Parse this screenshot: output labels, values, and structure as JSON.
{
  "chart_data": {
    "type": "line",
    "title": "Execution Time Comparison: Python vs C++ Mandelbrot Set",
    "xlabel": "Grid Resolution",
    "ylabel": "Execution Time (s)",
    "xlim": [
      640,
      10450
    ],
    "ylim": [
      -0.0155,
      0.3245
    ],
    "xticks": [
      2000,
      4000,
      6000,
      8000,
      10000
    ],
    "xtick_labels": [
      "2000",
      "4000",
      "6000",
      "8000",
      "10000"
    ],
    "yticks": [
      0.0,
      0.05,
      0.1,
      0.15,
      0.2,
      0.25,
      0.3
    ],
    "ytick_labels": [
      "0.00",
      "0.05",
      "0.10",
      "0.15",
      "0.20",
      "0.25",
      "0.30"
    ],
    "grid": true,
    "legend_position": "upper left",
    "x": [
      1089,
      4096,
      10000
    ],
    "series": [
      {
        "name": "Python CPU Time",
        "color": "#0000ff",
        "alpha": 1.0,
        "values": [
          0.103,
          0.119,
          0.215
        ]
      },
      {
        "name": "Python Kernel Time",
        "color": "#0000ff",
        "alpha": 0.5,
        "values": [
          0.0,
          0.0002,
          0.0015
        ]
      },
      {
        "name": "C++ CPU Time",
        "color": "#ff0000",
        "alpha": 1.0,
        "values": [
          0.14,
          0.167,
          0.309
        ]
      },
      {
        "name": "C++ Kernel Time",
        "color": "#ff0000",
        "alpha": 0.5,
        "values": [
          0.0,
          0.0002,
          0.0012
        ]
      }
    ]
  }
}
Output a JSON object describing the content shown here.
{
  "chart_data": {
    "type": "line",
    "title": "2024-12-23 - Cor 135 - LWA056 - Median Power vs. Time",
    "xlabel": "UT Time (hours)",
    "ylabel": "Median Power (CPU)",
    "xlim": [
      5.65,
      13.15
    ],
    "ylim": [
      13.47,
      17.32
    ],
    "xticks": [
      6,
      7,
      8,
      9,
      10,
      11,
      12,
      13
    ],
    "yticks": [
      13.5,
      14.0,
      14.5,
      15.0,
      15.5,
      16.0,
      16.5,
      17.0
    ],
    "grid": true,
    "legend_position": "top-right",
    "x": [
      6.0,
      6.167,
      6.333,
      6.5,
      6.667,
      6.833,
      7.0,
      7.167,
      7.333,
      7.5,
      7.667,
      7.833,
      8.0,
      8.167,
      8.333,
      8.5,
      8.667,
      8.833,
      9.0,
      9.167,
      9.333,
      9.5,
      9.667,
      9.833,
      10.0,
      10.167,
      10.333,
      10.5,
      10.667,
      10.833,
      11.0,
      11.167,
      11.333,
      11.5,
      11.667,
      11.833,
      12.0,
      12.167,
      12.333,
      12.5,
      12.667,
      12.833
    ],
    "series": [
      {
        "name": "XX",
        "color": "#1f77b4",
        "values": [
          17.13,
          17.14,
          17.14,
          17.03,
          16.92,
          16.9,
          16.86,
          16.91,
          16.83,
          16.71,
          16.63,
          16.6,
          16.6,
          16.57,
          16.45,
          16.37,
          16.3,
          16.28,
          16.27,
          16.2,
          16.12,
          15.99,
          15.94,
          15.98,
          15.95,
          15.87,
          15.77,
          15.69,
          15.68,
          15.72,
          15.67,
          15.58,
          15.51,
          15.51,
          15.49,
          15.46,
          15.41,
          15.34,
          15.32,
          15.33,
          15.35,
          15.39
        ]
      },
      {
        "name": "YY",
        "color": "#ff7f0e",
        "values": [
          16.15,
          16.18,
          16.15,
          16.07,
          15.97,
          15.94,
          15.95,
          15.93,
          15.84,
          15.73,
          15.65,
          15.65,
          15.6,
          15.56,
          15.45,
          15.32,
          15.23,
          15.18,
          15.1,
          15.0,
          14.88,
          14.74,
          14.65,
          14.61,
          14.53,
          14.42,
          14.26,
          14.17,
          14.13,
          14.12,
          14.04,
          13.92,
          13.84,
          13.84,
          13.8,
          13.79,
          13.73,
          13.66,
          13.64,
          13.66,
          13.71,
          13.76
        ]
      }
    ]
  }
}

--*--

* **The exercise**: Copy out every line in the entries above that holds "Power".

* **Result of this exercise**:
    "title": "2024-12-23 - Cor 135 - LWA056 - Median Power vs. Time",
    "ylabel": "Median Power (CPU)",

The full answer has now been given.